- Material for the task:
------------------------------------------------------------------------

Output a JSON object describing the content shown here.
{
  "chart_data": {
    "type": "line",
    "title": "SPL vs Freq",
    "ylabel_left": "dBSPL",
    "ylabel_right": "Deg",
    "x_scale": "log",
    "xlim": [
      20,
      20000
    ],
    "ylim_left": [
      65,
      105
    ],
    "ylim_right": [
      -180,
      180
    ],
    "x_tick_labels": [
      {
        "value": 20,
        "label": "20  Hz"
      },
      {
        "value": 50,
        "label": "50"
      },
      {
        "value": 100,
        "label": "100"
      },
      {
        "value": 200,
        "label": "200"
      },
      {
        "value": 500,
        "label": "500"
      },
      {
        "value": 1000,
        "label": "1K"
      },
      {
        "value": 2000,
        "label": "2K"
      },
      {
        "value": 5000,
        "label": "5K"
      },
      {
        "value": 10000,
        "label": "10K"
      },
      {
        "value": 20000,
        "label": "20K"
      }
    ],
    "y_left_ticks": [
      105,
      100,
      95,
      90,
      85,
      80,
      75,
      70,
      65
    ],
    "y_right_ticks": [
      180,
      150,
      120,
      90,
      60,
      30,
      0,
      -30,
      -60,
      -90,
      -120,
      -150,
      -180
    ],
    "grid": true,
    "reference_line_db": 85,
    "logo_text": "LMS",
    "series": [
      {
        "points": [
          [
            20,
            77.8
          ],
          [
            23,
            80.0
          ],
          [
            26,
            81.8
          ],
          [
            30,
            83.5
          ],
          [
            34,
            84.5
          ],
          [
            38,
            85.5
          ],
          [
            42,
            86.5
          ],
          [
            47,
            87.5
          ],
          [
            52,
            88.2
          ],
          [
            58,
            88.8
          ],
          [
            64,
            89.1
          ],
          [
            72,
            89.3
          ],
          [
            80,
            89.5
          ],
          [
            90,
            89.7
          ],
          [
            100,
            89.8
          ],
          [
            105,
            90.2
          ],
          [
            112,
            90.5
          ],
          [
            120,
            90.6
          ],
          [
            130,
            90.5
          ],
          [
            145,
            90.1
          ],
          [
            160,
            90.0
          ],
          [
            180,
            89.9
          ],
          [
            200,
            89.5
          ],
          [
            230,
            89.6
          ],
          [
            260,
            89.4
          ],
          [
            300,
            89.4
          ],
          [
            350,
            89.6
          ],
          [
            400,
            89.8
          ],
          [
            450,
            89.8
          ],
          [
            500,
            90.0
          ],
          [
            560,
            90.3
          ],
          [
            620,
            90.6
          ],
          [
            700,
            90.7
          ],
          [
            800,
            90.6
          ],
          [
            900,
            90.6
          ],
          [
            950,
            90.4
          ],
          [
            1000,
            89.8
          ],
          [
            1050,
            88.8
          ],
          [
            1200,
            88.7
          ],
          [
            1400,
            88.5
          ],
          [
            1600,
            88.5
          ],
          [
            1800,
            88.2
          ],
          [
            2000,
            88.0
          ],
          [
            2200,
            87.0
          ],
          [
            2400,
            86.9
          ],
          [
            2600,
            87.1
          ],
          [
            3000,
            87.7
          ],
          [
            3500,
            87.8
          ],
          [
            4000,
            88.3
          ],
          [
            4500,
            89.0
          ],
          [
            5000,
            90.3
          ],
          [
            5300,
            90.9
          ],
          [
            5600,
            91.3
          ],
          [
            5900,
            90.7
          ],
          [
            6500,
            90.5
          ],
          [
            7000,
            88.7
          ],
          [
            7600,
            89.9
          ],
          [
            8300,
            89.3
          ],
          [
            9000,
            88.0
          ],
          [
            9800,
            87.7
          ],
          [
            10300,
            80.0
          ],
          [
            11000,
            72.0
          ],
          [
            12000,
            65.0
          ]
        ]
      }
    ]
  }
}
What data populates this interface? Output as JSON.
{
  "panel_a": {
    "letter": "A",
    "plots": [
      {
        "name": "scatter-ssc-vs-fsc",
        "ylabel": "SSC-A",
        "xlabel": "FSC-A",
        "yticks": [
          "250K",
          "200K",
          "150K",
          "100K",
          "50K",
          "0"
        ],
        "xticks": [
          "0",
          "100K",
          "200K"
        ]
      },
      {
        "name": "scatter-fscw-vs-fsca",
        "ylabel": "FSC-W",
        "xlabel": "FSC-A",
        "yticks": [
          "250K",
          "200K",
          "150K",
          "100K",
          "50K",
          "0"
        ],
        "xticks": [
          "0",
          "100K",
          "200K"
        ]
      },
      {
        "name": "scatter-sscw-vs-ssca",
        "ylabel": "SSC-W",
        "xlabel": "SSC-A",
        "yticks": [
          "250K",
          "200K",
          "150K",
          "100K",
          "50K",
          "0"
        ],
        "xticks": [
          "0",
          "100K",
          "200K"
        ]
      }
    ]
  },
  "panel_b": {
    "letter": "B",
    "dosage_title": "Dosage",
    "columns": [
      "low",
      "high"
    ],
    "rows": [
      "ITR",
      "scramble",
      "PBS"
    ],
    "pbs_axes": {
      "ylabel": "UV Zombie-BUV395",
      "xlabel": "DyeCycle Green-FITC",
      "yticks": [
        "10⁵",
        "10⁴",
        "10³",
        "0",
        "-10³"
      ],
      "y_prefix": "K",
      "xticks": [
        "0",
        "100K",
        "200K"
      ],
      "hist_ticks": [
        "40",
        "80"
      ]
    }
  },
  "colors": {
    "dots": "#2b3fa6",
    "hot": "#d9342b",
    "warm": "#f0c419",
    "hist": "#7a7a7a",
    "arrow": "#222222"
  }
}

------------------------------------------------------------------------

- Stated problem: Write out the complete set of records exactly as given.

- Exercise solution:
Output a JSON object describing the content shown here.
{
  "chart_data": {
    "type": "line",
    "title": "SPL vs Freq",
    "ylabel_left": "dBSPL",
    "ylabel_right": "Deg",
    "x_scale": "log",
    "xlim": [
      20,
      20000
    ],
    "ylim_left": [
      65,
      105
    ],
    "ylim_right": [
      -180,
      180
    ],
    "x_tick_labels": [
      {
        "value": 20,
        "label": "20  Hz"
      },
      {
        "value": 50,
        "label": "50"
      },
      {
        "value": 100,
        "label": "100"
      },
      {
        "value": 200,
        "label": "200"
      },
      {
        "value": 500,
        "label": "500"
      },
      {
        "value": 1000,
        "label": "1K"
      },
      {
        "value": 2000,
        "label": "2K"
      },
      {
        "value": 5000,
        "label": "5K"
      },
      {
        "value": 10000,
        "label": "10K"
      },
      {
        "value": 20000,
        "label": "20K"
      }
    ],
    "y_left_ticks": [
      105,
      100,
      95,
      90,
      85,
      80,
      75,
      70,
      65
    ],
    "y_right_ticks": [
      180,
      150,
      120,
      90,
      60,
      30,
      0,
      -30,
      -60,
      -90,
      -120,
      -150,
      -180
    ],
    "grid": true,
    "reference_line_db": 85,
    "logo_text": "LMS",
    "series": [
      {
        "points": [
          [
            20,
            77.8
          ],
          [
            23,
            80.0
          ],
          [
            26,
            81.8
          ],
          [
            30,
            83.5
          ],
          [
            34,
            84.5
          ],
          [
            38,
            85.5
          ],
          [
            42,
            86.5
          ],
          [
            47,
            87.5
          ],
          [
            52,
            88.2
          ],
          [
            58,
            88.8
          ],
          [
            64,
            89.1
          ],
          [
            72,
            89.3
          ],
          [
            80,
            89.5
          ],
          [
            90,
            89.7
          ],
          [
            100,
            89.8
          ],
          [
            105,
            90.2
          ],
          [
            112,
            90.5
          ],
          [
            120,
            90.6
          ],
          [
            130,
            90.5
          ],
          [
            145,
            90.1
          ],
          [
            160,
            90.0
          ],
          [
            180,
            89.9
          ],
          [
            200,
            89.5
          ],
          [
            230,
            89.6
          ],
          [
            260,
            89.4
          ],
          [
            300,
            89.4
          ],
          [
            350,
            89.6
          ],
          [
            400,
            89.8
          ],
          [
            450,
            89.8
          ],
          [
            500,
            90.0
          ],
          [
            560,
            90.3
          ],
          [
            620,
            90.6
          ],
          [
            700,
            90.7
          ],
          [
            800,
            90.6
          ],
          [
            900,
            90.6
          ],
          [
            950,
            90.4
          ],
          [
            1000,
            89.8
          ],
          [
            1050,
            88.8
          ],
          [
            1200,
            88.7
          ],
          [
            1400,
            88.5
          ],
          [
            1600,
            88.5
          ],
          [
            1800,
            88.2
          ],
          [
            2000,
            88.0
          ],
          [
            2200,
            87.0
          ],
          [
            2400,
            86.9
          ],
          [
            2600,
            87.1
          ],
          [
            3000,
            87.7
          ],
          [
            3500,
            87.8
          ],
          [
            4000,
            88.3
          ],
          [
            4500,
            89.0
          ],
          [
            5000,
            90.3
          ],
          [
            5300,
            90.9
          ],
          [
            5600,
            91.3
          ],
          [
            5900,
            90.7
          ],
          [
            6500,
            90.5
          ],
          [
            7000,
            88.7
          ],
          [
            7600,
            89.9
          ],
          [
            8300,
            89.3
          ],
          [
            9000,
            88.0
          ],
          [
            9800,
            87.7
          ],
          [
            10300,
            80.0
          ],
          [
            11000,
            72.0
          ],
          [
            12000,
            65.0
          ]
        ]
      }
    ]
  }
}
What data populates this interface? Output as JSON.
{
  "panel_a": {
    "letter": "A",
    "plots": [
      {
        "name": "scatter-ssc-vs-fsc",
        "ylabel": "SSC-A",
        "xlabel": "FSC-A",
        "yticks": [
          "250K",
          "200K",
          "150K",
          "100K",
          "50K",
          "0"
        ],
        "xticks": [
          "0",
          "100K",
          "200K"
        ]
      },
      {
        "name": "scatter-fscw-vs-fsca",
        "ylabel": "FSC-W",
        "xlabel": "FSC-A",
        "yticks": [
          "250K",
          "200K",
          "150K",
          "100K",
          "50K",
          "0"
        ],
        "xticks": [
          "0",
          "100K",
          "200K"
        ]
      },
      {
        "name": "scatter-sscw-vs-ssca",
        "ylabel": "SSC-W",
        "xlabel": "SSC-A",
        "yticks": [
          "250K",
          "200K",
          "150K",
          "100K",
          "50K",
          "0"
        ],
        "xticks": [
          "0",
          "100K",
          "200K"
        ]
      }
    ]
  },
  "panel_b": {
    "letter": "B",
    "dosage_title": "Dosage",
    "columns": [
      "low",
      "high"
    ],
    "rows": [
      "ITR",
      "scramble",
      "PBS"
    ],
    "pbs_axes": {
      "ylabel": "UV Zombie-BUV395",
      "xlabel": "DyeCycle Green-FITC",
      "yticks": [
        "10⁵",
        "10⁴",
        "10³",
        "0",
        "-10³"
      ],
      "y_prefix": "K",
      "xticks": [
        "0",
        "100K",
        "200K"
      ],
      "hist_ticks": [
        "40",
        "80"
      ]
    }
  },
  "colors": {
    "dots": "#2b3fa6",
    "hot": "#d9342b",
    "warm": "#f0c419",
    "hist": "#7a7a7a",
    "arrow": "#222222"
  }
}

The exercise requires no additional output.